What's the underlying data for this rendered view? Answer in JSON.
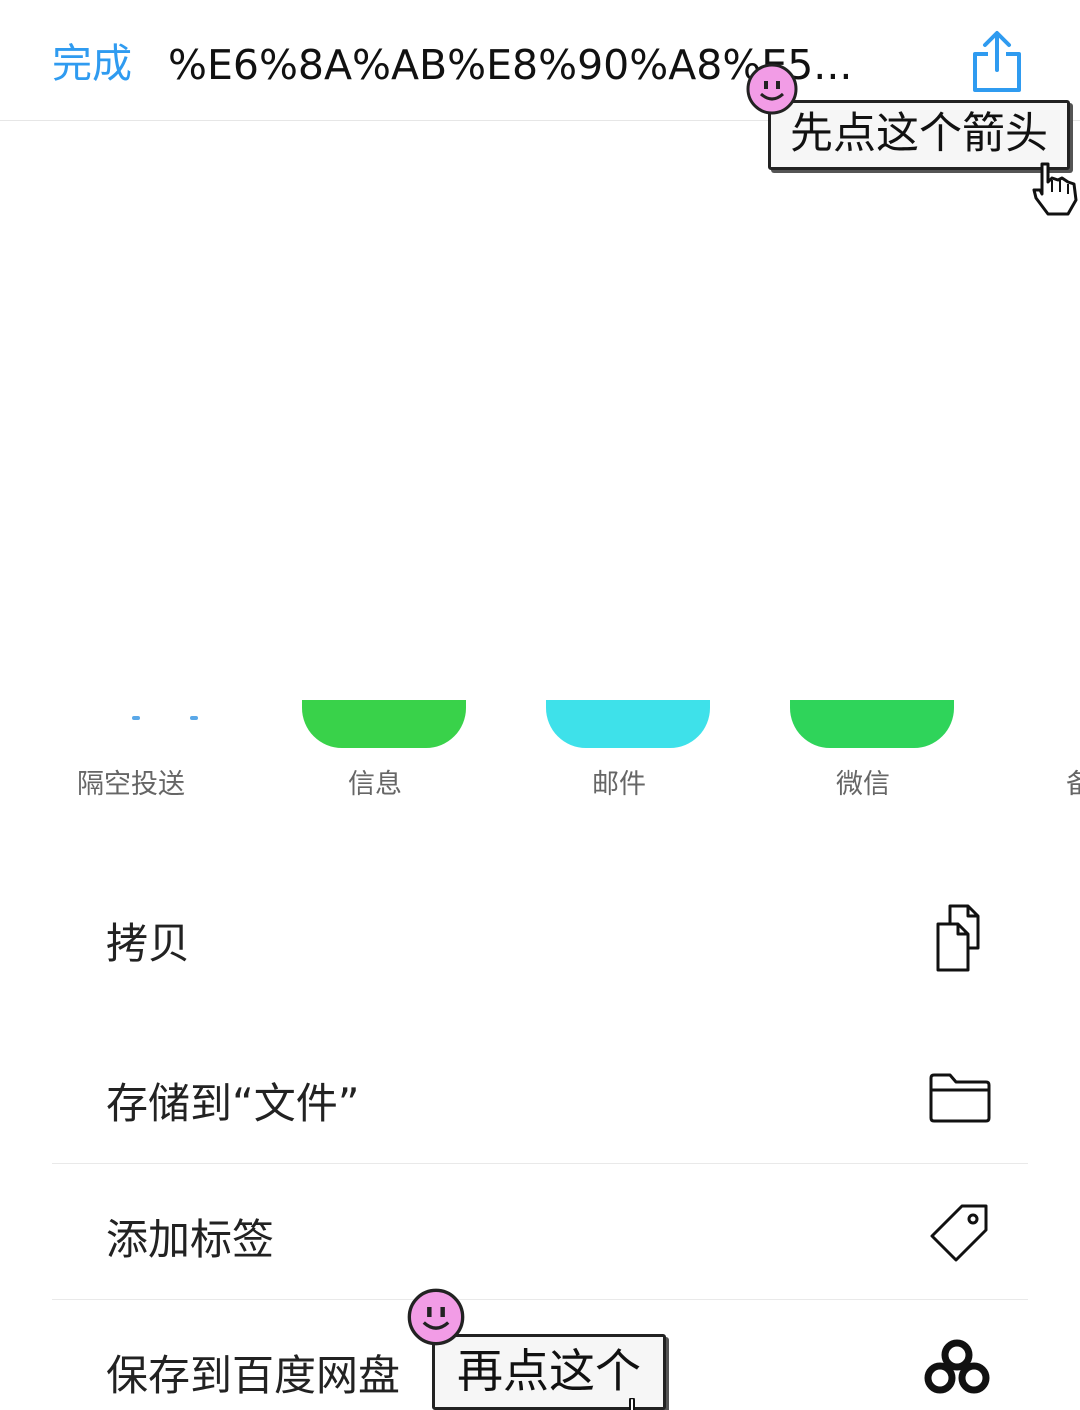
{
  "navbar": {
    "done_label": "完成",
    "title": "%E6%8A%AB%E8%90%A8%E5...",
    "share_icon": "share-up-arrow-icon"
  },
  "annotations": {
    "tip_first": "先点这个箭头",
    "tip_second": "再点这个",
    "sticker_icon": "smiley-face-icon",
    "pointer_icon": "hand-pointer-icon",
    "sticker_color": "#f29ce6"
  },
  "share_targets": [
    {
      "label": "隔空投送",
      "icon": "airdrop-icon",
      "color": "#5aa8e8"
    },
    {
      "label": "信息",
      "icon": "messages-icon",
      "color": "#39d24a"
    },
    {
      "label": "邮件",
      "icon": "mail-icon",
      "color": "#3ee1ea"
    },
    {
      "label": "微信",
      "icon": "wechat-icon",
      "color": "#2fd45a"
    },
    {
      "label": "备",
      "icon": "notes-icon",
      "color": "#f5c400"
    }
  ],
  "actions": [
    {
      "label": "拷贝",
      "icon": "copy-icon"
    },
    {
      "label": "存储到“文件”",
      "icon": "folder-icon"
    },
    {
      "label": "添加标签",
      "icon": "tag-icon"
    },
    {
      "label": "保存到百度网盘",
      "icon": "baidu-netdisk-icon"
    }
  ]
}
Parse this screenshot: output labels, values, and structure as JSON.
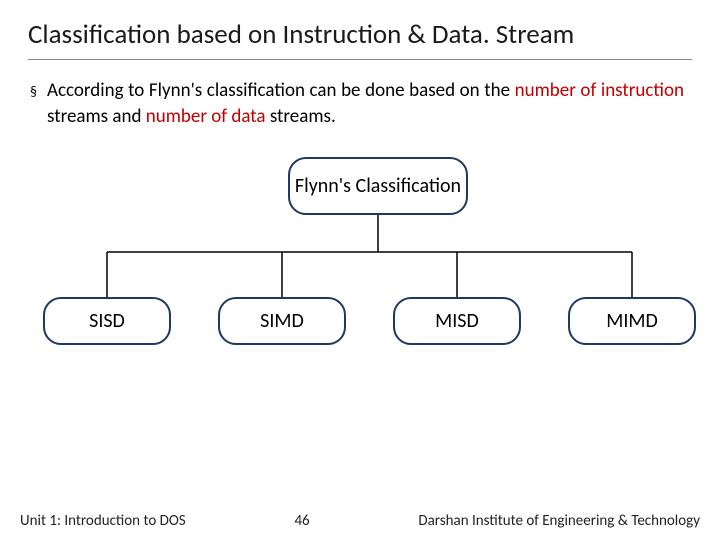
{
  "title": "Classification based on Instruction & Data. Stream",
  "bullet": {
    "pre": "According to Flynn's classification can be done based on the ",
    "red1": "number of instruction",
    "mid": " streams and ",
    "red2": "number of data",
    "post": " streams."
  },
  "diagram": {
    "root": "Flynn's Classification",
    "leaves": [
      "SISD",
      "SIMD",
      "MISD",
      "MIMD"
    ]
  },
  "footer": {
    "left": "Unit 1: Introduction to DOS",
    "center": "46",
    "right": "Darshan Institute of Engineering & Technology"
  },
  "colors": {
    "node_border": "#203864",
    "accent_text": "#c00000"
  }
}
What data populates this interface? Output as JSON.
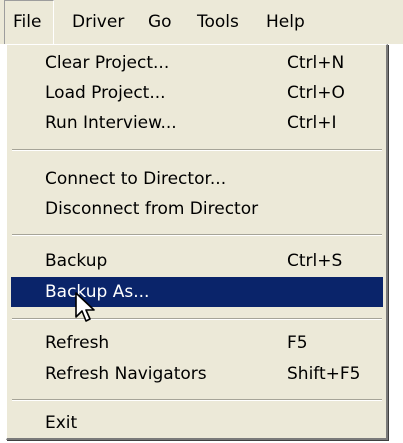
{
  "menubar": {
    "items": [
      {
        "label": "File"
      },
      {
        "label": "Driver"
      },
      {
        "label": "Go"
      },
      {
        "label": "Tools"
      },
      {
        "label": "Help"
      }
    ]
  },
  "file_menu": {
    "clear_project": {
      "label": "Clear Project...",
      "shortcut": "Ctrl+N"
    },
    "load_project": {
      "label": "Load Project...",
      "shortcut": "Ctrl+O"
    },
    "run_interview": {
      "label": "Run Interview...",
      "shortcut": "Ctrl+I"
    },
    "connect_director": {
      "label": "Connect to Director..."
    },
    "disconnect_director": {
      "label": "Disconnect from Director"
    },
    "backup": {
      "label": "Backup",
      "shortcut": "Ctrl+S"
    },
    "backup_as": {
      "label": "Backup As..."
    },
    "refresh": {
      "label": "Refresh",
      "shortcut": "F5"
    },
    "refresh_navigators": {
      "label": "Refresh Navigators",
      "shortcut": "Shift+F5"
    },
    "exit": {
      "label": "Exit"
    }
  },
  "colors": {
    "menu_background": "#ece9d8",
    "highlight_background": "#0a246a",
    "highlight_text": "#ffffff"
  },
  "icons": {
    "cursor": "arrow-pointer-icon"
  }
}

• SET TASK: Exclude the pictures and repeat every other part of the records word for word.

• TASK SOLUTION:
What's the underlying data for this rendered view? Answer in JSON.
{
  "navbar": {
    "done_label": "完成",
    "title": "%E6%8A%AB%E8%90%A8%E5...",
    "share_icon": "share-up-arrow-icon"
  },
  "annotations": {
    "tip_first": "先点这个箭头",
    "tip_second": "再点这个",
    "sticker_icon": "smiley-face-icon",
    "pointer_icon": "hand-pointer-icon",
    "sticker_color": "#f29ce6"
  },
  "share_targets": [
    {
      "label": "隔空投送",
      "icon": "airdrop-icon",
      "color": "#5aa8e8"
    },
    {
      "label": "信息",
      "icon": "messages-icon",
      "color": "#39d24a"
    },
    {
      "label": "邮件",
      "icon": "mail-icon",
      "color": "#3ee1ea"
    },
    {
      "label": "微信",
      "icon": "wechat-icon",
      "color": "#2fd45a"
    },
    {
      "label": "备",
      "icon": "notes-icon",
      "color": "#f5c400"
    }
  ],
  "actions": [
    {
      "label": "拷贝",
      "icon": "copy-icon"
    },
    {
      "label": "存储到“文件”",
      "icon": "folder-icon"
    },
    {
      "label": "添加标签",
      "icon": "tag-icon"
    },
    {
      "label": "保存到百度网盘",
      "icon": "baidu-netdisk-icon"
    }
  ]
}
Parse this screenshot: output labels, values, and structure as JSON.
{
  "title": "Classification based on Instruction & Data. Stream",
  "bullet": {
    "pre": "According to Flynn's classification can be done based on the ",
    "red1": "number of instruction",
    "mid": " streams and ",
    "red2": "number of data",
    "post": " streams."
  },
  "diagram": {
    "root": "Flynn's Classification",
    "leaves": [
      "SISD",
      "SIMD",
      "MISD",
      "MIMD"
    ]
  },
  "footer": {
    "left": "Unit 1: Introduction to DOS",
    "center": "46",
    "right": "Darshan Institute of Engineering & Technology"
  },
  "colors": {
    "node_border": "#203864",
    "accent_text": "#c00000"
  }
}
What data populates this interface? Output as JSON.
{
  "menubar": {
    "items": [
      {
        "label": "File"
      },
      {
        "label": "Driver"
      },
      {
        "label": "Go"
      },
      {
        "label": "Tools"
      },
      {
        "label": "Help"
      }
    ]
  },
  "file_menu": {
    "clear_project": {
      "label": "Clear Project...",
      "shortcut": "Ctrl+N"
    },
    "load_project": {
      "label": "Load Project...",
      "shortcut": "Ctrl+O"
    },
    "run_interview": {
      "label": "Run Interview...",
      "shortcut": "Ctrl+I"
    },
    "connect_director": {
      "label": "Connect to Director..."
    },
    "disconnect_director": {
      "label": "Disconnect from Director"
    },
    "backup": {
      "label": "Backup",
      "shortcut": "Ctrl+S"
    },
    "backup_as": {
      "label": "Backup As..."
    },
    "refresh": {
      "label": "Refresh",
      "shortcut": "F5"
    },
    "refresh_navigators": {
      "label": "Refresh Navigators",
      "shortcut": "Shift+F5"
    },
    "exit": {
      "label": "Exit"
    }
  },
  "colors": {
    "menu_background": "#ece9d8",
    "highlight_background": "#0a246a",
    "highlight_text": "#ffffff"
  },
  "icons": {
    "cursor": "arrow-pointer-icon"
  }
}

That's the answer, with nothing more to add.